Written task:
Write out the records below word for word, please.

Excerpted records:
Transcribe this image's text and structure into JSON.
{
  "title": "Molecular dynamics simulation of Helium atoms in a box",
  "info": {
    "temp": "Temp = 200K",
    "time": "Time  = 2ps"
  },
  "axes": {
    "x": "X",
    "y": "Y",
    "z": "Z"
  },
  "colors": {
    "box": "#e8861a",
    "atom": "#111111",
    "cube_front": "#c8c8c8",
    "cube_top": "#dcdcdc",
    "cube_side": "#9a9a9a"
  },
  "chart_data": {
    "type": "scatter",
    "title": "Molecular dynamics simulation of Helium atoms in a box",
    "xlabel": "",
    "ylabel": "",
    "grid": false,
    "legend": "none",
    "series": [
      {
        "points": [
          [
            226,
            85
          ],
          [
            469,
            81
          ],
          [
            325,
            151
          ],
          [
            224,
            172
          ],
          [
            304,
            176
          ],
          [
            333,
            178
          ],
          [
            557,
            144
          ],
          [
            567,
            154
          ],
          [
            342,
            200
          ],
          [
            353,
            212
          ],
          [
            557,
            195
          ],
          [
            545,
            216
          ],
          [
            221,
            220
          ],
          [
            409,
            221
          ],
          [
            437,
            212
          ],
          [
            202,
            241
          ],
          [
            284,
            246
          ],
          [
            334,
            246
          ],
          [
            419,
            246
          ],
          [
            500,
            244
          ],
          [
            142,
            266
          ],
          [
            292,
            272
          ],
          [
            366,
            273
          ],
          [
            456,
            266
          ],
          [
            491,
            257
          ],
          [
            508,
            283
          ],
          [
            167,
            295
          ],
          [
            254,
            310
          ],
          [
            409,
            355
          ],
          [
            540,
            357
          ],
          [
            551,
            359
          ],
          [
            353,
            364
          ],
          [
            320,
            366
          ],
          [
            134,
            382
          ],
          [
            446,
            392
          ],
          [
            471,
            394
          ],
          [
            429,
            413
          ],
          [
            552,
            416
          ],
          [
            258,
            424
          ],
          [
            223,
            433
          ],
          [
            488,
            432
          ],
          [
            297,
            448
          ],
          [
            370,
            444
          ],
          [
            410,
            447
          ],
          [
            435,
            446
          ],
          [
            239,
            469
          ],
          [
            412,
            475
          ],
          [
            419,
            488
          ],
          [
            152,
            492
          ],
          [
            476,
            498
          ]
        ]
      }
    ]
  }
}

Exercise result:
Transcribe this image's text and structure into JSON.
{
  "title": "Molecular dynamics simulation of Helium atoms in a box",
  "info": {
    "temp": "Temp = 200K",
    "time": "Time  = 2ps"
  },
  "axes": {
    "x": "X",
    "y": "Y",
    "z": "Z"
  },
  "colors": {
    "box": "#e8861a",
    "atom": "#111111",
    "cube_front": "#c8c8c8",
    "cube_top": "#dcdcdc",
    "cube_side": "#9a9a9a"
  },
  "chart_data": {
    "type": "scatter",
    "title": "Molecular dynamics simulation of Helium atoms in a box",
    "xlabel": "",
    "ylabel": "",
    "grid": false,
    "legend": "none",
    "series": [
      {
        "points": [
          [
            226,
            85
          ],
          [
            469,
            81
          ],
          [
            325,
            151
          ],
          [
            224,
            172
          ],
          [
            304,
            176
          ],
          [
            333,
            178
          ],
          [
            557,
            144
          ],
          [
            567,
            154
          ],
          [
            342,
            200
          ],
          [
            353,
            212
          ],
          [
            557,
            195
          ],
          [
            545,
            216
          ],
          [
            221,
            220
          ],
          [
            409,
            221
          ],
          [
            437,
            212
          ],
          [
            202,
            241
          ],
          [
            284,
            246
          ],
          [
            334,
            246
          ],
          [
            419,
            246
          ],
          [
            500,
            244
          ],
          [
            142,
            266
          ],
          [
            292,
            272
          ],
          [
            366,
            273
          ],
          [
            456,
            266
          ],
          [
            491,
            257
          ],
          [
            508,
            283
          ],
          [
            167,
            295
          ],
          [
            254,
            310
          ],
          [
            409,
            355
          ],
          [
            540,
            357
          ],
          [
            551,
            359
          ],
          [
            353,
            364
          ],
          [
            320,
            366
          ],
          [
            134,
            382
          ],
          [
            446,
            392
          ],
          [
            471,
            394
          ],
          [
            429,
            413
          ],
          [
            552,
            416
          ],
          [
            258,
            424
          ],
          [
            223,
            433
          ],
          [
            488,
            432
          ],
          [
            297,
            448
          ],
          [
            370,
            444
          ],
          [
            410,
            447
          ],
          [
            435,
            446
          ],
          [
            239,
            469
          ],
          [
            412,
            475
          ],
          [
            419,
            488
          ],
          [
            152,
            492
          ],
          [
            476,
            498
          ]
        ]
      }
    ]
  }
}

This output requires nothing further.